** START SOURCE EXCERPT **

1

My data is as below. I want to sort by the timestamp and use the latest sample of each userid as the testing data. How should I do the train and test split? What I have tried is using pandas to sort_values timestamp and then groupby 'userid'. But I only get a groupby object. What is the correct way to do that? Is pyspark a better tool?

data

After I get the dataframe of the testing data, how should split data? Obviously I cannot use sklearn's train_test_split.

user10262232
  • 71
  • 1
  • 9
  • 1
    You have to group by user id and get max timestamp out of each group. You should be able to get the answer here: https://stackoverflow.com/questions/15705630/get-the-rows-which-have-the-max-value-in-groups-using-groupby – Anatoliy R Nov 13 '19 at 03:58

2 Answers2

1

You could do the following:

# Sort the data by time stamp
df = df.sort_values('timestamp')

# Group by userid and get the last entry from each group
test_df = df.groupby(by='userid', as_index=False).nth(-1)

# The rest of the values
train_df = df.drop(test_df.index)

** END SOURCE EXCERPT **
** START DATA **

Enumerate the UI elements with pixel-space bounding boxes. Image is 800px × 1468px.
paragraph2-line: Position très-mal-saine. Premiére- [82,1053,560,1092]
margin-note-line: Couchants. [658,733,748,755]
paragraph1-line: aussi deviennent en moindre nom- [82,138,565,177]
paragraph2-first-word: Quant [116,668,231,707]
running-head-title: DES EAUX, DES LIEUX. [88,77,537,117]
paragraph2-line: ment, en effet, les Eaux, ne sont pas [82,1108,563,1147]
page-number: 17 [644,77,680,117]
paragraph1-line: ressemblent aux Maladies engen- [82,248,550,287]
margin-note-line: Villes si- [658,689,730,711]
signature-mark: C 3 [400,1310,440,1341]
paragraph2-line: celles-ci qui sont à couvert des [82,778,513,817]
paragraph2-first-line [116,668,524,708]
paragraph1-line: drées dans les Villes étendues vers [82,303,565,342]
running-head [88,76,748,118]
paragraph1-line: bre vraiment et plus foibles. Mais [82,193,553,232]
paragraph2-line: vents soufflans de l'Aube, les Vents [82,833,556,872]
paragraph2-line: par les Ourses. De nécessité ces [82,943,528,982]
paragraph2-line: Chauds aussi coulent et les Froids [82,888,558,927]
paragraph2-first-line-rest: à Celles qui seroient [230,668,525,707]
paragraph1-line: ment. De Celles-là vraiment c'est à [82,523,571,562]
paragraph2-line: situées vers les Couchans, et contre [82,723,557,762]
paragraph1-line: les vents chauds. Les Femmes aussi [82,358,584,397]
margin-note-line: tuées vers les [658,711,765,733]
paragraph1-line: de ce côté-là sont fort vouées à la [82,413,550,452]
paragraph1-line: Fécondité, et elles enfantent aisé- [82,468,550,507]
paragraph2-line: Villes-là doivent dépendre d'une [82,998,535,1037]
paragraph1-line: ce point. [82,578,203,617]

** END DATA **

OBJECTIVES:
**a)** Answer each question from the thread on splitting data by latest timestamp:
(i) Which pandas method did the asker apply to the timestamp before grouping by 'userid'?
(ii) Which sklearn function does the asker say cannot be used?
(iii) In the answer's code, what value is passed to nth to take the last entry of each group?
**b)** Print the stretch from "My data is as" through "a better tool?" in the thread on splitting data by latest timestamp.
**c)** Write what comes next in the thread on splitting data by latest timestamp, picking up after its final line.
The material placed after the thread on splitting data by latest timestamp is separate from it.

RESULTS IN ORDER:
**a)**
(i) sort_values
(ii) train_test_split
(iii) -1

**b)**
My data is as below. I want to sort by the timestamp and use the latest sample of each userid as the testing data. How should I do the train and test split? What I have tried is using pandas to sort_values timestamp and then groupby 'userid'. But I only get a groupby object. What is the correct way to do that? Is pyspark a better tool?

**c)**
Juan Estevez
  • 837
  • 7
  • 13
  • What? Really? `nth`? – pissall Nov 13 '19 at 04:34
  • Can I have a further question? After I getting the testing data, how should I split them from original data frame? df here is the testing data I want, but I should I remove them from original data frame so I can get the trining data? Thanks – user10262232 Nov 13 '19 at 09:06
0

You can do the following:

import pyspark.sql.functions as F

max_df = df.groupby("userid").agg(F.max("timestamp"))
# join it back to the original DF 
df = df.join(max_df, on="userid")
train_df = df.filter(df["timestamp"] != df["max(timestamp)"])
test_df = df.filter(df["timestamp"] == df["max(timestamp)"])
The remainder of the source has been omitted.